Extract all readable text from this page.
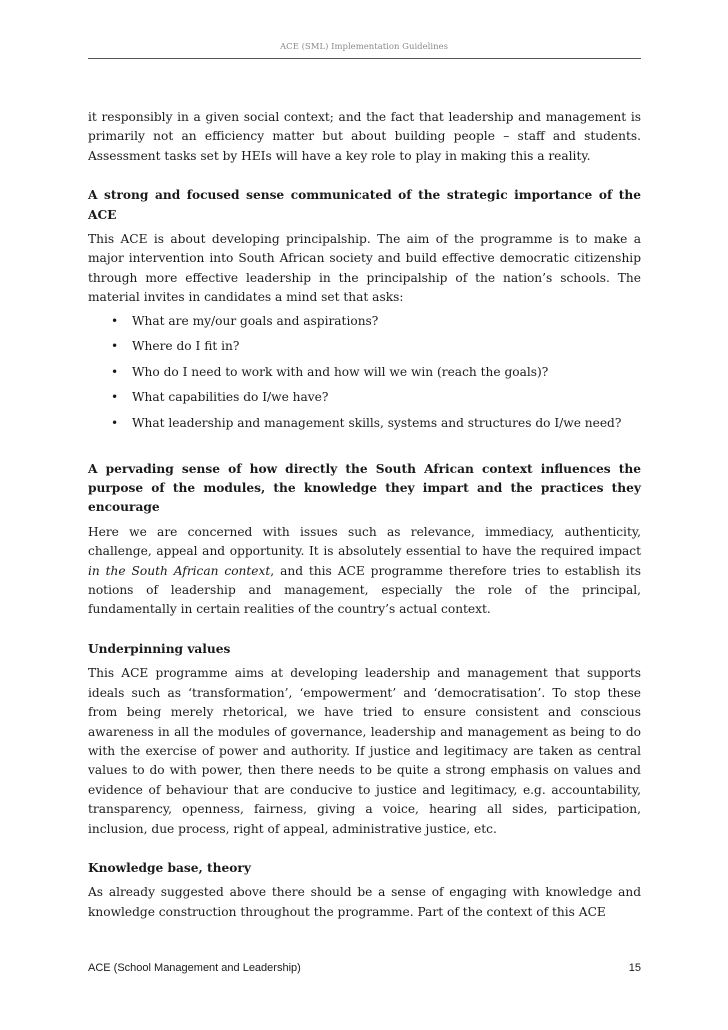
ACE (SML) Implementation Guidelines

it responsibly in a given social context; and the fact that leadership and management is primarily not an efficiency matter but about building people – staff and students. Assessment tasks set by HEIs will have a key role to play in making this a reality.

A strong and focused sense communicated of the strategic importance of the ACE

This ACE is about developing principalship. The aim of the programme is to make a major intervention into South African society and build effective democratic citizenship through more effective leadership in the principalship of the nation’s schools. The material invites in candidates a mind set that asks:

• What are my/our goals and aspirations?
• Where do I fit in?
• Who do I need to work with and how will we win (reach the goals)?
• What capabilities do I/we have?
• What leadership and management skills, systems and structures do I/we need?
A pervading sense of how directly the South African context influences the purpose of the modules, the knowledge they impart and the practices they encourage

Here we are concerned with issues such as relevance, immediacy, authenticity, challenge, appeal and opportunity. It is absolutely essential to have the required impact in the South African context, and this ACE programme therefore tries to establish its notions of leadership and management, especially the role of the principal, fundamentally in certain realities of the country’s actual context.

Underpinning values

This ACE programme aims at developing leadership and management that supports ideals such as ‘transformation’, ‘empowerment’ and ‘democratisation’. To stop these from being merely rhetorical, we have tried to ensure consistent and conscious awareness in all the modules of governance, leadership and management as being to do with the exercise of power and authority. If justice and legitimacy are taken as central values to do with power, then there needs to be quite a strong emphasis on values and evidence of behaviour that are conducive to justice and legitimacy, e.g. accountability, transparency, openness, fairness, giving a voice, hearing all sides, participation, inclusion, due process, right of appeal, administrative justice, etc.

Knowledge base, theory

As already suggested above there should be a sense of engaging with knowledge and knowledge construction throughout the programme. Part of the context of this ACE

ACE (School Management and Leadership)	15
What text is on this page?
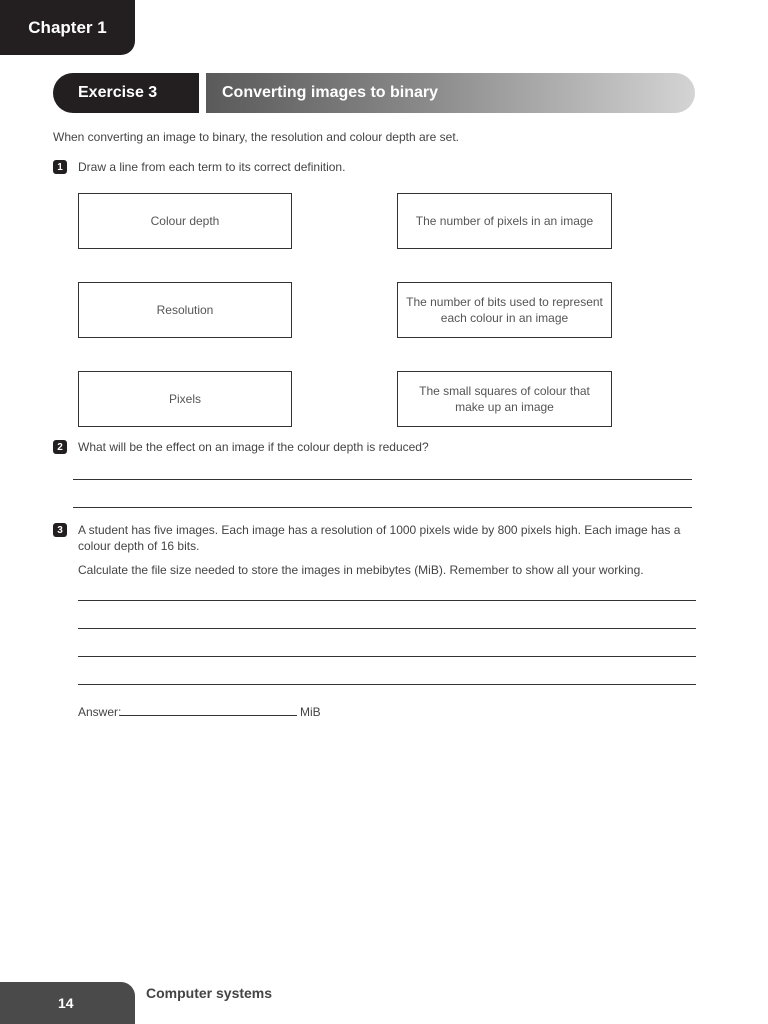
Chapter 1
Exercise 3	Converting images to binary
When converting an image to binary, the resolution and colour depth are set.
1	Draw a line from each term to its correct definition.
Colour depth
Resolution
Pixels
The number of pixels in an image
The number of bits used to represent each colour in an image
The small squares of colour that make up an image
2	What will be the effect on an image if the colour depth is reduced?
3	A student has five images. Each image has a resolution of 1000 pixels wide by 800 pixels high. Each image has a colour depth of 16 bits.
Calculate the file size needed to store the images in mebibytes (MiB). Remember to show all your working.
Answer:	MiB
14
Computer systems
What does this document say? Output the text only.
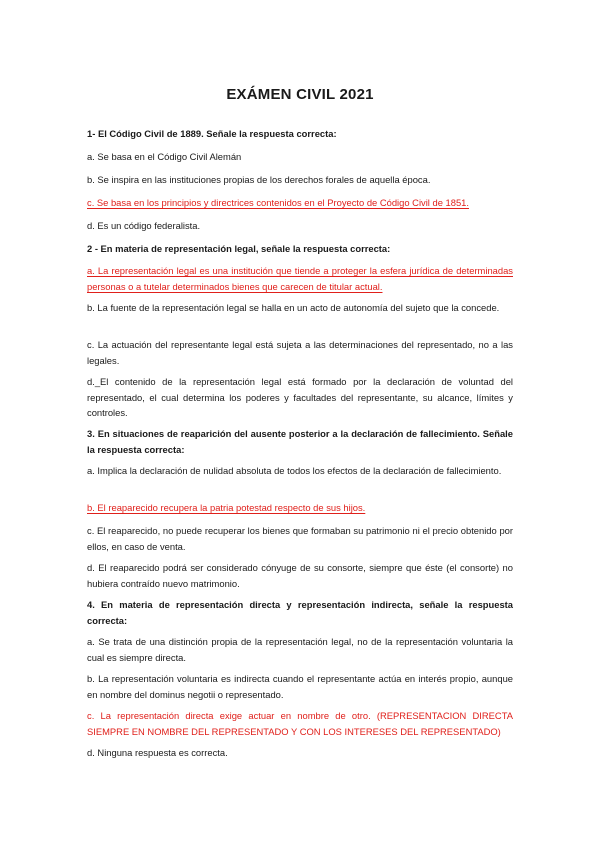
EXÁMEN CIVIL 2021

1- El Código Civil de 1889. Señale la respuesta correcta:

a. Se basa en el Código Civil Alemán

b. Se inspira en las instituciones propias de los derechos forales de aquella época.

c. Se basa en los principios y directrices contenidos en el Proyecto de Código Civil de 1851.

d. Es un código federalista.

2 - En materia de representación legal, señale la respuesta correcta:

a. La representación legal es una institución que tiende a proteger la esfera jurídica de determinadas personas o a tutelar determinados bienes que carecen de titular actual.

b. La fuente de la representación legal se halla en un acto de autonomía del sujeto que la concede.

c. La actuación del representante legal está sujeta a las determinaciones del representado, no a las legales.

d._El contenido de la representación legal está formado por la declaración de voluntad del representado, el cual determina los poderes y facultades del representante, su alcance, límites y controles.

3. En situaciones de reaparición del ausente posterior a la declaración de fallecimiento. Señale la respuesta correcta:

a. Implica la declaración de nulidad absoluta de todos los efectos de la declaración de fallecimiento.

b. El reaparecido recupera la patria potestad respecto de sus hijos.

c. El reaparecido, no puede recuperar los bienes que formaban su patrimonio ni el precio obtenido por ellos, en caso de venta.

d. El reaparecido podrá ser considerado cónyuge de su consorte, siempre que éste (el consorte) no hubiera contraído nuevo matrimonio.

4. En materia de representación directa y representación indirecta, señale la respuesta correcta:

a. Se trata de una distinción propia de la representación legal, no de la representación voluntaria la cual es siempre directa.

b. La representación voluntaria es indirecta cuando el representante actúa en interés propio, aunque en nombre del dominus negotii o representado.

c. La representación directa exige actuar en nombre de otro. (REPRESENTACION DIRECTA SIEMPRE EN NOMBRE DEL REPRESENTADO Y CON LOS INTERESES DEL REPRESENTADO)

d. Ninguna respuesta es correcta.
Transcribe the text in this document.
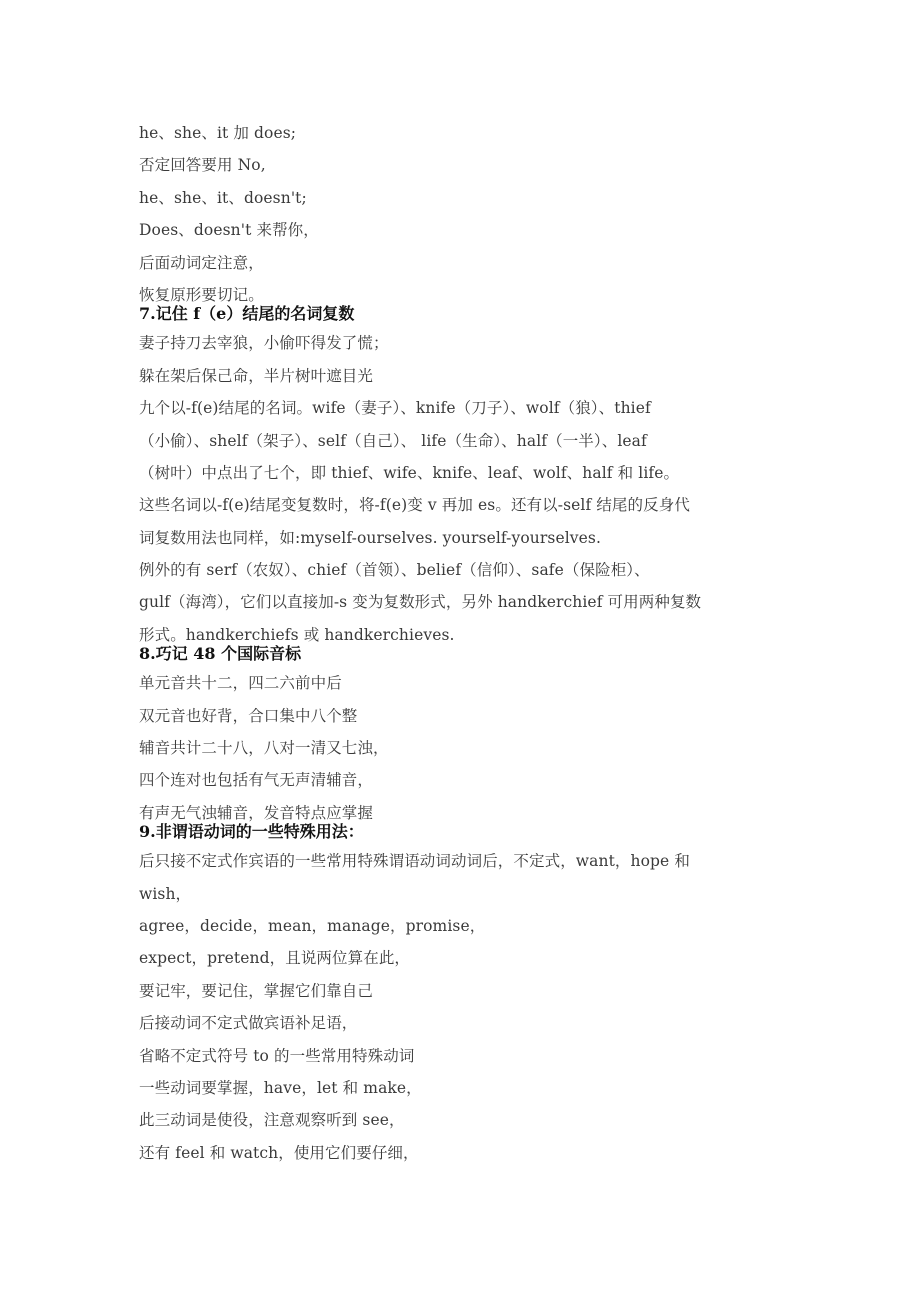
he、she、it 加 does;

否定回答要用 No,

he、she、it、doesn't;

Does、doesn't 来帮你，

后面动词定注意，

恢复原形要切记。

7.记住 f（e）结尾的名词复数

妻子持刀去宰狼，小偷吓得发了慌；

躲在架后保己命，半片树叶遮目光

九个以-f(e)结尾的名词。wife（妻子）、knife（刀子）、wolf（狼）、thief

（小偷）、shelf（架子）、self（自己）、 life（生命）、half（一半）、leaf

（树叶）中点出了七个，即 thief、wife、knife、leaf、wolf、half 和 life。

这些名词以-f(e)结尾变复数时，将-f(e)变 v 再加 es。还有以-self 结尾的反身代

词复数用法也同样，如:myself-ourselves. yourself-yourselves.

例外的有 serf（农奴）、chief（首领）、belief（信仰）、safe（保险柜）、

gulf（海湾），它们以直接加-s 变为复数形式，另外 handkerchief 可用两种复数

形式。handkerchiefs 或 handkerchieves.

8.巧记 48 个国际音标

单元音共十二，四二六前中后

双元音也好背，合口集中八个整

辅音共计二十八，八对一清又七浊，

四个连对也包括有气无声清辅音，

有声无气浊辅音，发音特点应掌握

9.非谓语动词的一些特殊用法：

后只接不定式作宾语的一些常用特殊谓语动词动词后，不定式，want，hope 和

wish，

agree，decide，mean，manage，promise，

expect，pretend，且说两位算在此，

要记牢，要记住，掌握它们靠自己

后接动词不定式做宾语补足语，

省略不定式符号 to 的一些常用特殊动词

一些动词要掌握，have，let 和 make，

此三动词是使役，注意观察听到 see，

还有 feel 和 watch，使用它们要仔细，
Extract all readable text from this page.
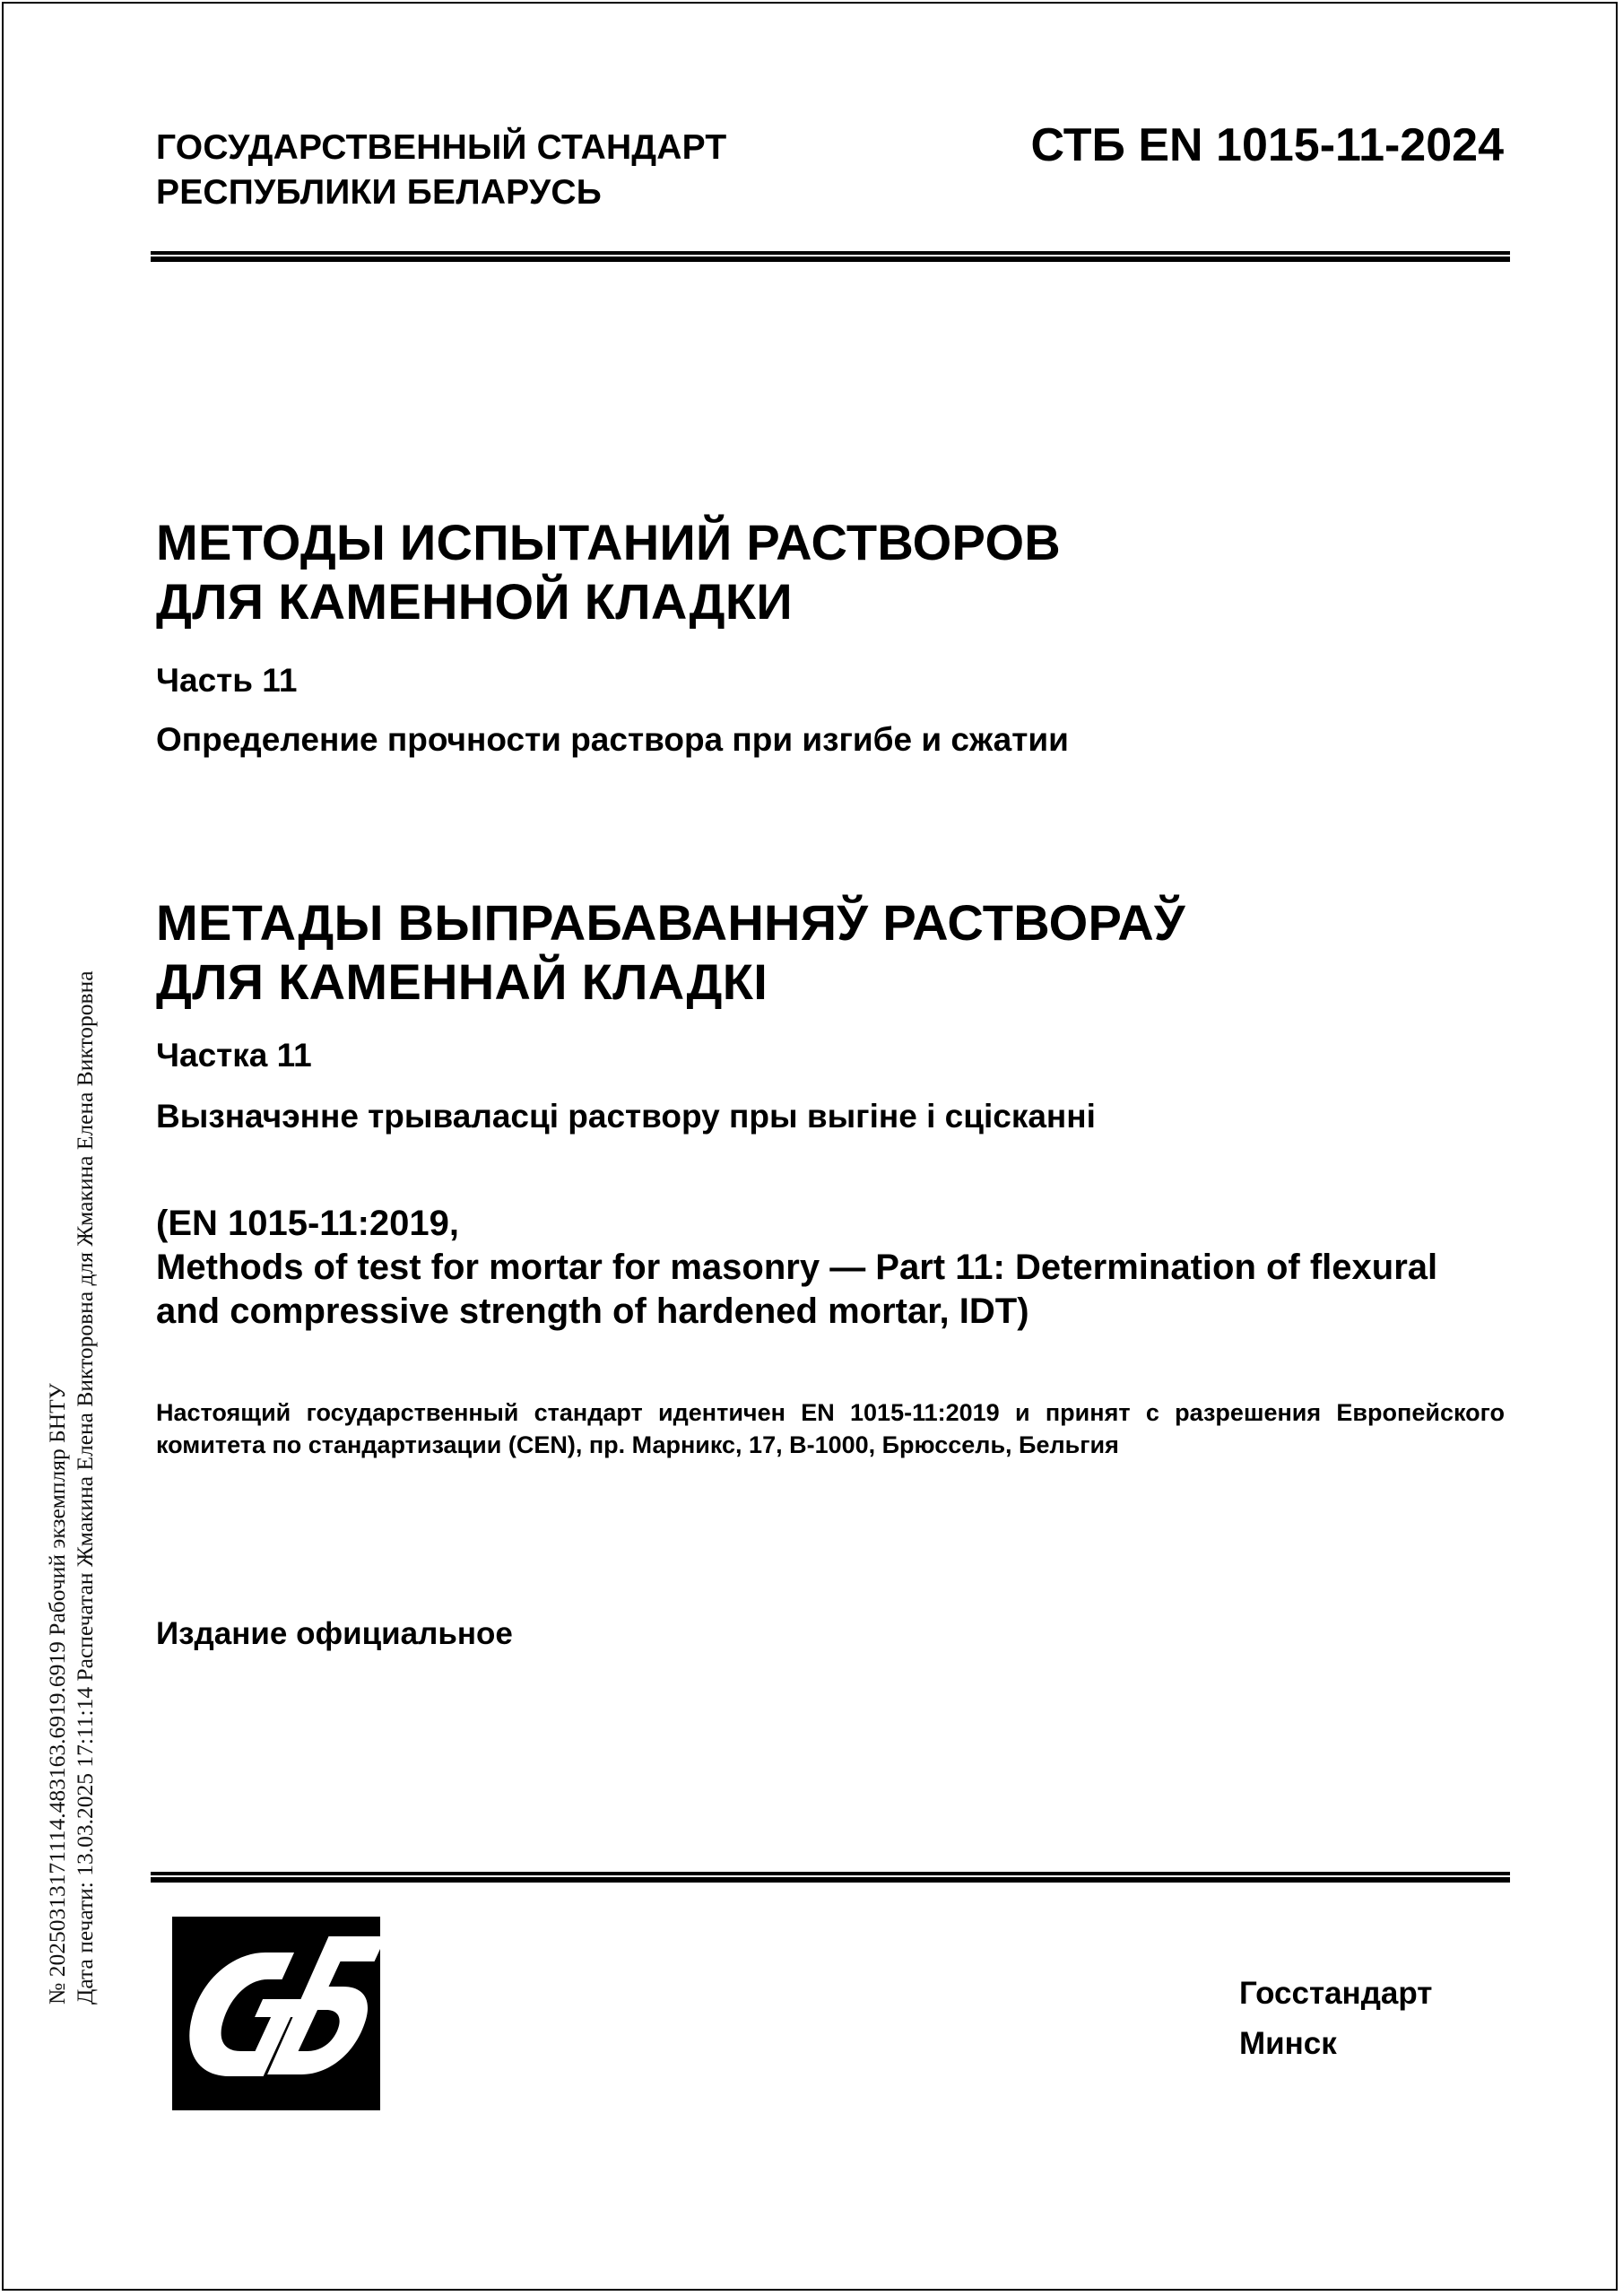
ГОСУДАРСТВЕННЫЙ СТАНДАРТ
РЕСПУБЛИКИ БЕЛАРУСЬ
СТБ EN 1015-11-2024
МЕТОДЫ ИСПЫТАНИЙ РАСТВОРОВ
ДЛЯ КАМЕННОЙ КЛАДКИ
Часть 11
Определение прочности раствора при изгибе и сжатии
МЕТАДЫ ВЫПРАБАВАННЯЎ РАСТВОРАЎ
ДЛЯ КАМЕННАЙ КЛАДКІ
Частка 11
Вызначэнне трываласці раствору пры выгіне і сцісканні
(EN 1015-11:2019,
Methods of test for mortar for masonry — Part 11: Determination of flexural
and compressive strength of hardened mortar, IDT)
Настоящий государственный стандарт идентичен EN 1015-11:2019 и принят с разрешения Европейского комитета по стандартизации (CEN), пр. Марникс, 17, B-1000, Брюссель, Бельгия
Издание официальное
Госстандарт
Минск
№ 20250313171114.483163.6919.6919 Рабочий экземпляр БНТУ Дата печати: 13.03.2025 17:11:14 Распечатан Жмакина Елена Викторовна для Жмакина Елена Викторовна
━━━━━━━━━━
» **WHAT IS BEING ASKED**:
Search the data for the string "have". List each line that has it.

» **REPLY TO THE EXERCISE**:
it responsibly in a given social context; and the fact that leadership and management is primarily not an efficiency matter but about building people – staff and students. Assessment tasks set by HEIs will have a key role to play in making this a reality.
• What capabilities do I/we have?
Here we are concerned with issues such as relevance, immediacy, authenticity, challenge, appeal and opportunity. It is absolutely essential to have the required impact in the South African context, and this ACE programme therefore tries to establish its notions of leadership and management, especially the role of the principal, fundamentally in certain realities of the country’s actual context.
This ACE programme aims at developing leadership and management that supports ideals such as ‘transformation’, ‘empowerment’ and ‘democratisation’. To stop these from being merely rhetorical, we have tried to ensure consistent and conscious awareness in all the modules of governance, leadership and management as being to do with the exercise of power and authority. If justice and legitimacy are taken as central values to do with power, then there needs to be quite a strong emphasis on values and evidence of behaviour that are conducive to justice and legitimacy, e.g. accountability, transparency, openness, fairness, giving a voice, hearing all sides, participation, inclusion, due process, right of appeal, administrative justice, etc.
一些动词要掌握，have，let 和 make，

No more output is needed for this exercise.